§ **Source records**:
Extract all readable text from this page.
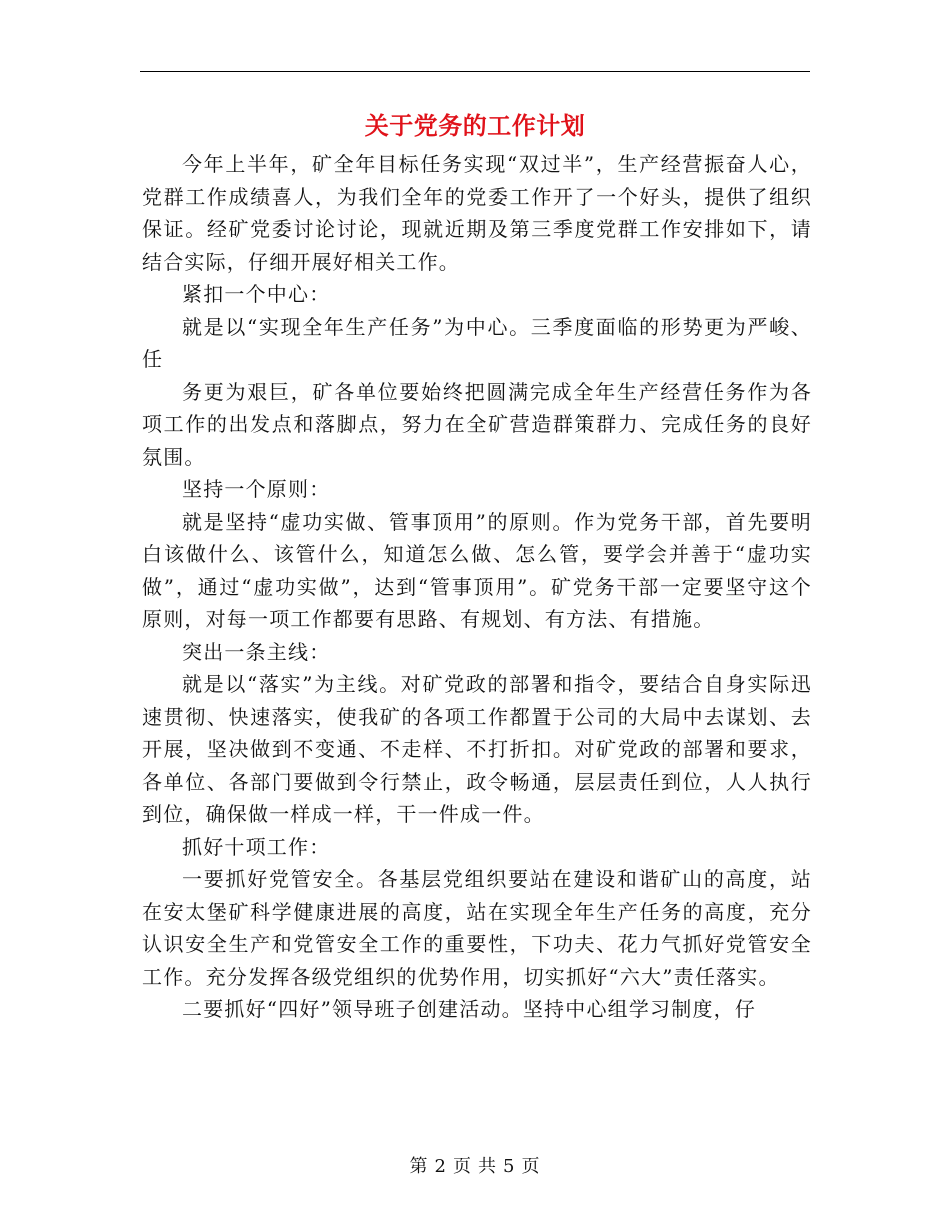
关于党务的工作计划

今年上半年，矿全年目标任务实现“双过半”，生产经营振奋人心，党群工作成绩喜人，为我们全年的党委工作开了一个好头，提供了组织保证。经矿党委讨论讨论，现就近期及第三季度党群工作安排如下，请结合实际，仔细开展好相关工作。

紧扣一个中心：

就是以“实现全年生产任务”为中心。三季度面临的形势更为严峻、任

务更为艰巨，矿各单位要始终把圆满完成全年生产经营任务作为各项工作的出发点和落脚点，努力在全矿营造群策群力、完成任务的良好氛围。

坚持一个原则：

就是坚持“虚功实做、管事顶用”的原则。作为党务干部，首先要明白该做什么、该管什么，知道怎么做、怎么管，要学会并善于“虚功实做”，通过“虚功实做”，达到“管事顶用”。矿党务干部一定要坚守这个原则，对每一项工作都要有思路、有规划、有方法、有措施。

突出一条主线：

就是以“落实”为主线。对矿党政的部署和指令，要结合自身实际迅速贯彻、快速落实，使我矿的各项工作都置于公司的大局中去谋划、去开展，坚决做到不变通、不走样、不打折扣。对矿党政的部署和要求，各单位、各部门要做到令行禁止，政令畅通，层层责任到位，人人执行到位，确保做一样成一样，干一件成一件。

抓好十项工作：

一要抓好党管安全。各基层党组织要站在建设和谐矿山的高度，站在安太堡矿科学健康进展的高度，站在实现全年生产任务的高度，充分认识安全生产和党管安全工作的重要性，下功夫、花力气抓好党管安全工作。充分发挥各级党组织的优势作用，切实抓好“六大”责任落实。

二要抓好“四好”领导班子创建活动。坚持中心组学习制度，仔

第 2 页 共 5 页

§ **Exercise**:
Exactly reproduce each record, leaving out any pictures.

§ **Worked answer**:
Extract all readable text from this page.
关于党务的工作计划

今年上半年，矿全年目标任务实现“双过半”，生产经营振奋人心，党群工作成绩喜人，为我们全年的党委工作开了一个好头，提供了组织保证。经矿党委讨论讨论，现就近期及第三季度党群工作安排如下，请结合实际，仔细开展好相关工作。

紧扣一个中心：

就是以“实现全年生产任务”为中心。三季度面临的形势更为严峻、任

务更为艰巨，矿各单位要始终把圆满完成全年生产经营任务作为各项工作的出发点和落脚点，努力在全矿营造群策群力、完成任务的良好氛围。

坚持一个原则：

就是坚持“虚功实做、管事顶用”的原则。作为党务干部，首先要明白该做什么、该管什么，知道怎么做、怎么管，要学会并善于“虚功实做”，通过“虚功实做”，达到“管事顶用”。矿党务干部一定要坚守这个原则，对每一项工作都要有思路、有规划、有方法、有措施。

突出一条主线：

就是以“落实”为主线。对矿党政的部署和指令，要结合自身实际迅速贯彻、快速落实，使我矿的各项工作都置于公司的大局中去谋划、去开展，坚决做到不变通、不走样、不打折扣。对矿党政的部署和要求，各单位、各部门要做到令行禁止，政令畅通，层层责任到位，人人执行到位，确保做一样成一样，干一件成一件。

抓好十项工作：

一要抓好党管安全。各基层党组织要站在建设和谐矿山的高度，站在安太堡矿科学健康进展的高度，站在实现全年生产任务的高度，充分认识安全生产和党管安全工作的重要性，下功夫、花力气抓好党管安全工作。充分发挥各级党组织的优势作用，切实抓好“六大”责任落实。

二要抓好“四好”领导班子创建活动。坚持中心组学习制度，仔

第 2 页 共 5 页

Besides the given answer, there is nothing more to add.